**Extracted data entries**
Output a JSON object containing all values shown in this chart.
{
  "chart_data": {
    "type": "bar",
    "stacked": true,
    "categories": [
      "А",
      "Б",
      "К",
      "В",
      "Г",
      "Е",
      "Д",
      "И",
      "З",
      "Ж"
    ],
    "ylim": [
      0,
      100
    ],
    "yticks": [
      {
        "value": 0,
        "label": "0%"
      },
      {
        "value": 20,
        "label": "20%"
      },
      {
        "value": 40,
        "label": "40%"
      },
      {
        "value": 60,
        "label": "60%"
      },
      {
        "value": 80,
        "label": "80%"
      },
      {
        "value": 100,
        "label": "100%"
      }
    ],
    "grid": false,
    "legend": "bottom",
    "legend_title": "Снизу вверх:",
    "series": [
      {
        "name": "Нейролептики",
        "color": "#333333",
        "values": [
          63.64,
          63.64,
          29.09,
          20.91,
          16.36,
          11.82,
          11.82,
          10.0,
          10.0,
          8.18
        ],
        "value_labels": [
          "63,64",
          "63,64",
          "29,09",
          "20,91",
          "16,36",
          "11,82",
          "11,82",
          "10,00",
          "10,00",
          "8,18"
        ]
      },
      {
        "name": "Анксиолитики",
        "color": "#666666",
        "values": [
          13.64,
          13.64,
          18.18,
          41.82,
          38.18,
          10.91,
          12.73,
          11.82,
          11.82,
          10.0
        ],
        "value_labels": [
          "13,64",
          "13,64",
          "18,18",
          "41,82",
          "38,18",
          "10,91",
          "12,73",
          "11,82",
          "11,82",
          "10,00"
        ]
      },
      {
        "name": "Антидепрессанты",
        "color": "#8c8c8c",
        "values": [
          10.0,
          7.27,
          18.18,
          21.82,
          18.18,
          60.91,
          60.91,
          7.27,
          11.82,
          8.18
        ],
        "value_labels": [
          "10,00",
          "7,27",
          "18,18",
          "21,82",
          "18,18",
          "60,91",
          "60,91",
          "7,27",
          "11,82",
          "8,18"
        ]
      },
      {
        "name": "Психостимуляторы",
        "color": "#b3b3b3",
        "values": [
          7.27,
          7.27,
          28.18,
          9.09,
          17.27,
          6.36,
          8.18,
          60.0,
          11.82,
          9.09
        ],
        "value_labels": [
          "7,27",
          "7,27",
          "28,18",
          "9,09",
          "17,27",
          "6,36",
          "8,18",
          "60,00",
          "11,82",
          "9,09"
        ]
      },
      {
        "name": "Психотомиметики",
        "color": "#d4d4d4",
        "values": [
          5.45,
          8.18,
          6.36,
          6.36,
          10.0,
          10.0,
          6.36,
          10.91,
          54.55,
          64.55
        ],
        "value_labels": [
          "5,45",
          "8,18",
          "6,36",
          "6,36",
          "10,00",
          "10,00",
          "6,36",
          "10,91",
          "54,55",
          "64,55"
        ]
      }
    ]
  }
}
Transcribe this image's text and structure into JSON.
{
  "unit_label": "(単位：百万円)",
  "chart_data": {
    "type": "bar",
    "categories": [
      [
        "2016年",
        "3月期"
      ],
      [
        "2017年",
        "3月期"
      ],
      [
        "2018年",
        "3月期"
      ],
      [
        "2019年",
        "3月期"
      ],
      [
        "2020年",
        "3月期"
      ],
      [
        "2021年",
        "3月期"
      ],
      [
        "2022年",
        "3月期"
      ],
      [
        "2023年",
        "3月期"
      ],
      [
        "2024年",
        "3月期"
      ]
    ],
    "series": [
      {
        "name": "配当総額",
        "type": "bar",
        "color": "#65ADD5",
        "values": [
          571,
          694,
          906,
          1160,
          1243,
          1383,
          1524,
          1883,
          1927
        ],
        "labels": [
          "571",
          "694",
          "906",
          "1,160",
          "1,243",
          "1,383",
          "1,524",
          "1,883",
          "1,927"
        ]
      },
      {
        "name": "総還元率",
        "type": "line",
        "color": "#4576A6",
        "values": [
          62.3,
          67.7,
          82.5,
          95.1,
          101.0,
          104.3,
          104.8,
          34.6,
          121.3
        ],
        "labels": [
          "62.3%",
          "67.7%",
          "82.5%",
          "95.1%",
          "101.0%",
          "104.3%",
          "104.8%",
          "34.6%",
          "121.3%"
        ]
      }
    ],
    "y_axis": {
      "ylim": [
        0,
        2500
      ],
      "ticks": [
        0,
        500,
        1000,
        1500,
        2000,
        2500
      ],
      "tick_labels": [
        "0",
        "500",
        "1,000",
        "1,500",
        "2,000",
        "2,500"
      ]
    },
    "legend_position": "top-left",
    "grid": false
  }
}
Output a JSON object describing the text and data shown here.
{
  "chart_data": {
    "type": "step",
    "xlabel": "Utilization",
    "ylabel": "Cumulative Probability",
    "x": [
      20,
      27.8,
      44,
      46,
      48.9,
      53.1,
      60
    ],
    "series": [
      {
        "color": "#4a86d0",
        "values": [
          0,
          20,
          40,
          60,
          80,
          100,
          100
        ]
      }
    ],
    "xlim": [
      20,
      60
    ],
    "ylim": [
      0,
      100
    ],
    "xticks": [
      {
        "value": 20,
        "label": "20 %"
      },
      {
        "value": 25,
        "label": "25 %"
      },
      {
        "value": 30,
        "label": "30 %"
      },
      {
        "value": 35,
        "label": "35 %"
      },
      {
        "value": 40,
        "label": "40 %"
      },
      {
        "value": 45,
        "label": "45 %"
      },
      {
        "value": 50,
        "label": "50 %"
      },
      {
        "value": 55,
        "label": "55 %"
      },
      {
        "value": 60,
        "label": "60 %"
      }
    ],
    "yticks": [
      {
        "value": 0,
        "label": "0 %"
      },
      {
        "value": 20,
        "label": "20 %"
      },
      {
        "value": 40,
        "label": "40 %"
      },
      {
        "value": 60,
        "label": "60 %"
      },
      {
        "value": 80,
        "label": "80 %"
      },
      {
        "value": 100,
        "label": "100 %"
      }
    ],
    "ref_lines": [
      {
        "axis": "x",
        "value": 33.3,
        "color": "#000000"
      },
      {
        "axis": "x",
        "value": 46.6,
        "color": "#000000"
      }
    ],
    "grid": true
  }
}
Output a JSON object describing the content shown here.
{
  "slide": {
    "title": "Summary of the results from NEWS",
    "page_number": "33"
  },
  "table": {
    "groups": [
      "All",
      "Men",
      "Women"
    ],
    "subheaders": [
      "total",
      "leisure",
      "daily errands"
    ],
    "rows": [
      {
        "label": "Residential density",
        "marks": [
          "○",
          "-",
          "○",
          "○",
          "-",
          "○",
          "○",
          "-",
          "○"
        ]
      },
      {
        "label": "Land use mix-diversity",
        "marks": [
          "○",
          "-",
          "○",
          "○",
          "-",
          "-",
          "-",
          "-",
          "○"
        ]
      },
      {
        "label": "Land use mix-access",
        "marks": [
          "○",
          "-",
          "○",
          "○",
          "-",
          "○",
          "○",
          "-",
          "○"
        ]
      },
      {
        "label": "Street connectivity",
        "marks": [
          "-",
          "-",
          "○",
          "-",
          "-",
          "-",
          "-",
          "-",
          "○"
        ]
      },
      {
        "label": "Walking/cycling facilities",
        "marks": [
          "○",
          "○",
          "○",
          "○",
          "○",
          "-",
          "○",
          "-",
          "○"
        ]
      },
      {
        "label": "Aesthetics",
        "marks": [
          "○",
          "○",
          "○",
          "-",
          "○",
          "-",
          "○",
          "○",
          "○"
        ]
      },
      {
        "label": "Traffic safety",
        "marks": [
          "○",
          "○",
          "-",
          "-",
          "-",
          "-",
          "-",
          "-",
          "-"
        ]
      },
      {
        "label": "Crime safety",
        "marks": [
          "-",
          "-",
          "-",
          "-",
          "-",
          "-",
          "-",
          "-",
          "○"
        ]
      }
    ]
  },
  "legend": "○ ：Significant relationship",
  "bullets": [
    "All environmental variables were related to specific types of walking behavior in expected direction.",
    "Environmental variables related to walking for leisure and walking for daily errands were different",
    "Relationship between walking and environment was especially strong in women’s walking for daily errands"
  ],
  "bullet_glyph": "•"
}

**Set exercise**
Where does the word "this" appear in the listing? List each line that holds it.

**Response to the task**
Output a JSON object containing all values shown in this chart.
Transcribe this image's text and structure into JSON.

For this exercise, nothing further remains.